Find how many lines in the data below include the word "There", then write only that number.

++++ THE RECORDS ++++

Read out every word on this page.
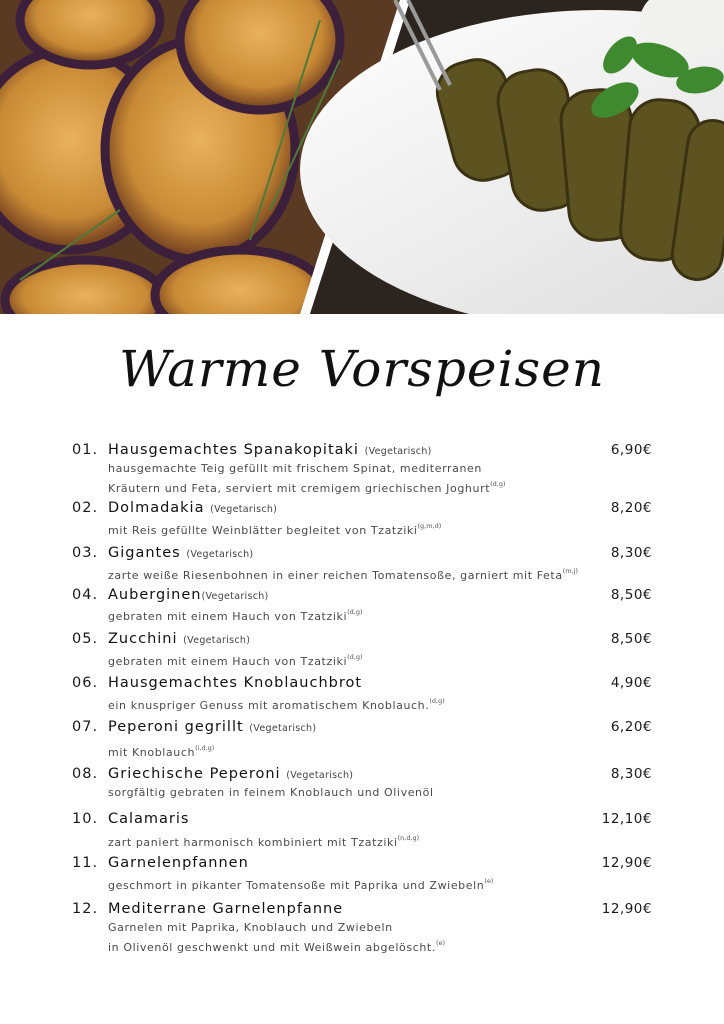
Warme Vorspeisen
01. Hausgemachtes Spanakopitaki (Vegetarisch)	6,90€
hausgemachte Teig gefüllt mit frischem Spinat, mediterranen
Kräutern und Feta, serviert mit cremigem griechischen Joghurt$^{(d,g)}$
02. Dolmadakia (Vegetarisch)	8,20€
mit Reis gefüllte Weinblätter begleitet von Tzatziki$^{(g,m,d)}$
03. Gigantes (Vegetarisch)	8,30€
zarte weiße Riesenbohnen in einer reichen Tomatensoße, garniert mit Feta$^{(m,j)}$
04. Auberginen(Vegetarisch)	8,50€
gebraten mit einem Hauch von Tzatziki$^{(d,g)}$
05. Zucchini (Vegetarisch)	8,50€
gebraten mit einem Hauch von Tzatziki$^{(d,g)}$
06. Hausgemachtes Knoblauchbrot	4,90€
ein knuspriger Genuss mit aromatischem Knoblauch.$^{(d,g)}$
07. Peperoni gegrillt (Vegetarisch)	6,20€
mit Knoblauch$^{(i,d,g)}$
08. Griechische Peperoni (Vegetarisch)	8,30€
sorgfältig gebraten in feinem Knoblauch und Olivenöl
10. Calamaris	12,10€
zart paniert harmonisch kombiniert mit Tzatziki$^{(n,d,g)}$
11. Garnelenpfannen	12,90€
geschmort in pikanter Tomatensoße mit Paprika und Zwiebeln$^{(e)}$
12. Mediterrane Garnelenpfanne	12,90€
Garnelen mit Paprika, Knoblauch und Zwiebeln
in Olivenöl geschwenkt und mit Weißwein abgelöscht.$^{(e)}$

++++
++++ THE RECORDS ++++

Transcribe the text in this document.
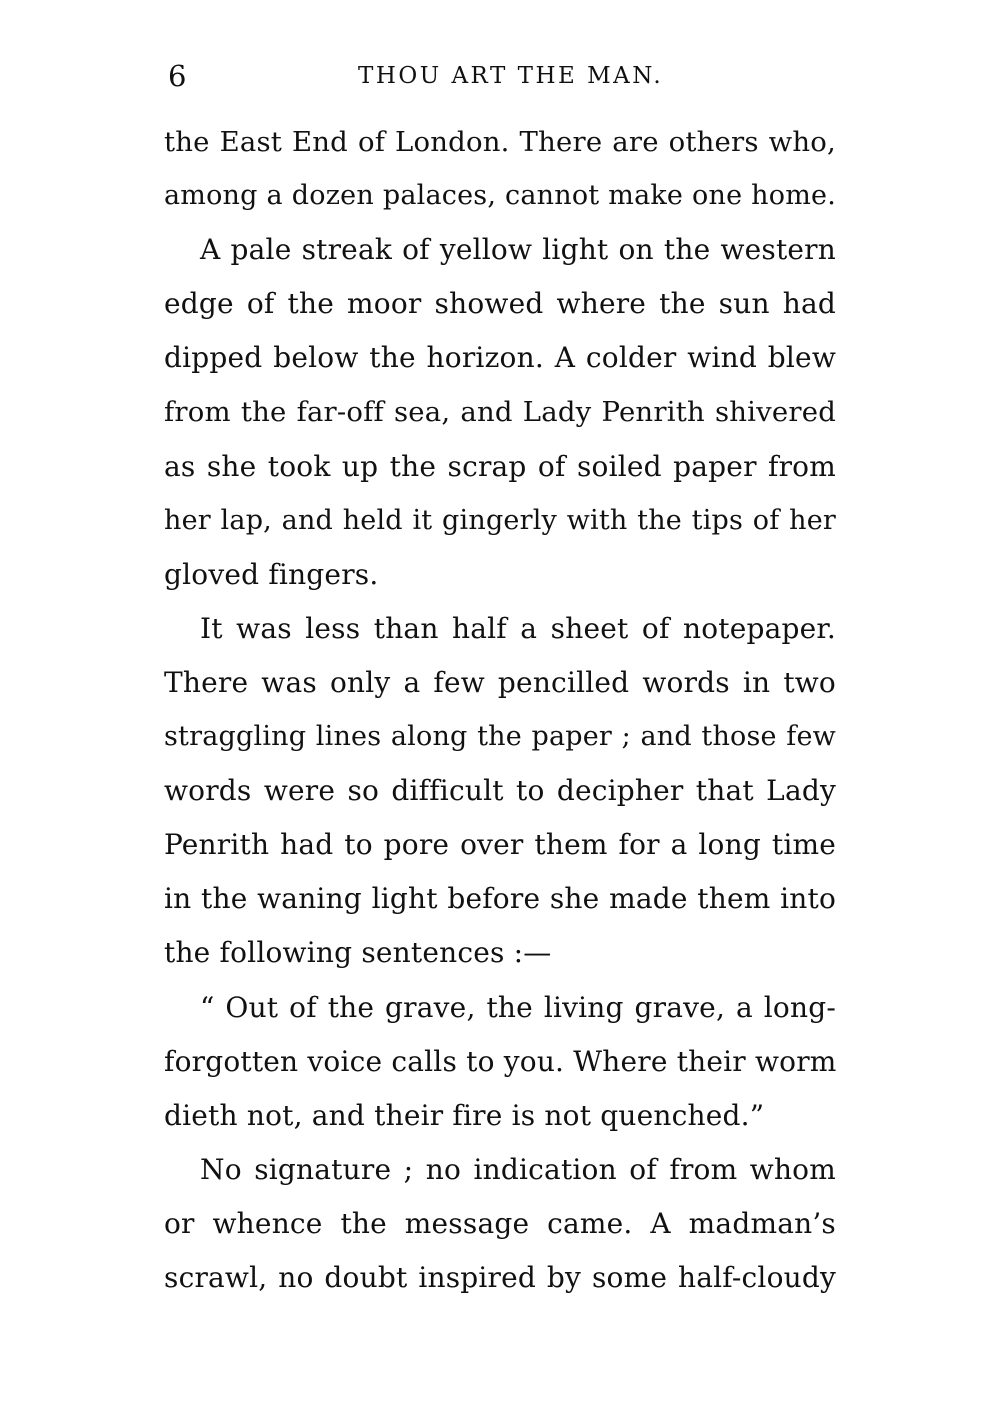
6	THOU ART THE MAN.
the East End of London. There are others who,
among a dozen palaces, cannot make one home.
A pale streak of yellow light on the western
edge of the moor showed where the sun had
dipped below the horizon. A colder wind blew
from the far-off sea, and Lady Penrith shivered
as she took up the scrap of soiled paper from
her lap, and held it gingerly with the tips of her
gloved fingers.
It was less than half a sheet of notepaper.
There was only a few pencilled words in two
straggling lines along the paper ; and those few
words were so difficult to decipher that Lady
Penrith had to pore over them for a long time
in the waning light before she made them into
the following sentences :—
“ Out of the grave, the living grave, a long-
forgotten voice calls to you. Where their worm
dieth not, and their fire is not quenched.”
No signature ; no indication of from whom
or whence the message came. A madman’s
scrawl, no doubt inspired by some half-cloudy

++++
++++ THE RECORDS ++++

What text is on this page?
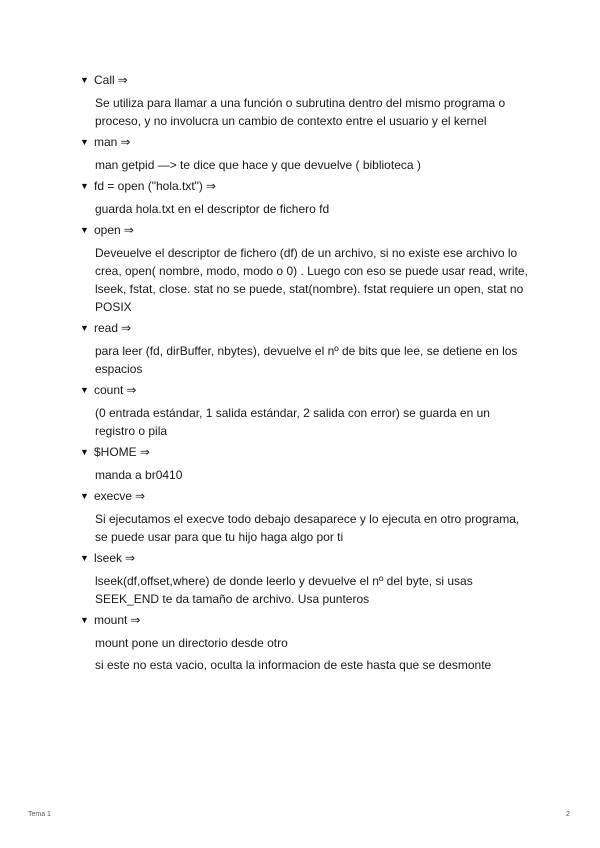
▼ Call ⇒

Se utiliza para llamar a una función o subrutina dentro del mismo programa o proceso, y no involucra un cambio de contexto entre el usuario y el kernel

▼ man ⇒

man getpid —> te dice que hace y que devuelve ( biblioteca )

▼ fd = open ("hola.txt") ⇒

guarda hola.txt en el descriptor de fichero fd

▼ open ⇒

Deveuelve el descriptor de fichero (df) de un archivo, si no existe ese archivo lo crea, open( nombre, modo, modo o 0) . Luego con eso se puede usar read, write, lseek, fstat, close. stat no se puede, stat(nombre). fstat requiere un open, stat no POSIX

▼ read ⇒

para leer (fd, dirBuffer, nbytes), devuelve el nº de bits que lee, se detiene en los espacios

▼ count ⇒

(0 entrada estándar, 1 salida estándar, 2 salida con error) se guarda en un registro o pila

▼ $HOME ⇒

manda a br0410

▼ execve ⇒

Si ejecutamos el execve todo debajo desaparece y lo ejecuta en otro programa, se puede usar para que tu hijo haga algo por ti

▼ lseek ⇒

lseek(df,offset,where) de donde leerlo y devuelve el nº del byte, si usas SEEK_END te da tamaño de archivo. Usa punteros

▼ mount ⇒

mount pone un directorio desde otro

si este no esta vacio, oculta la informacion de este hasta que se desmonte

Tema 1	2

++++

> _OUTPUT OF THE TASK_:
2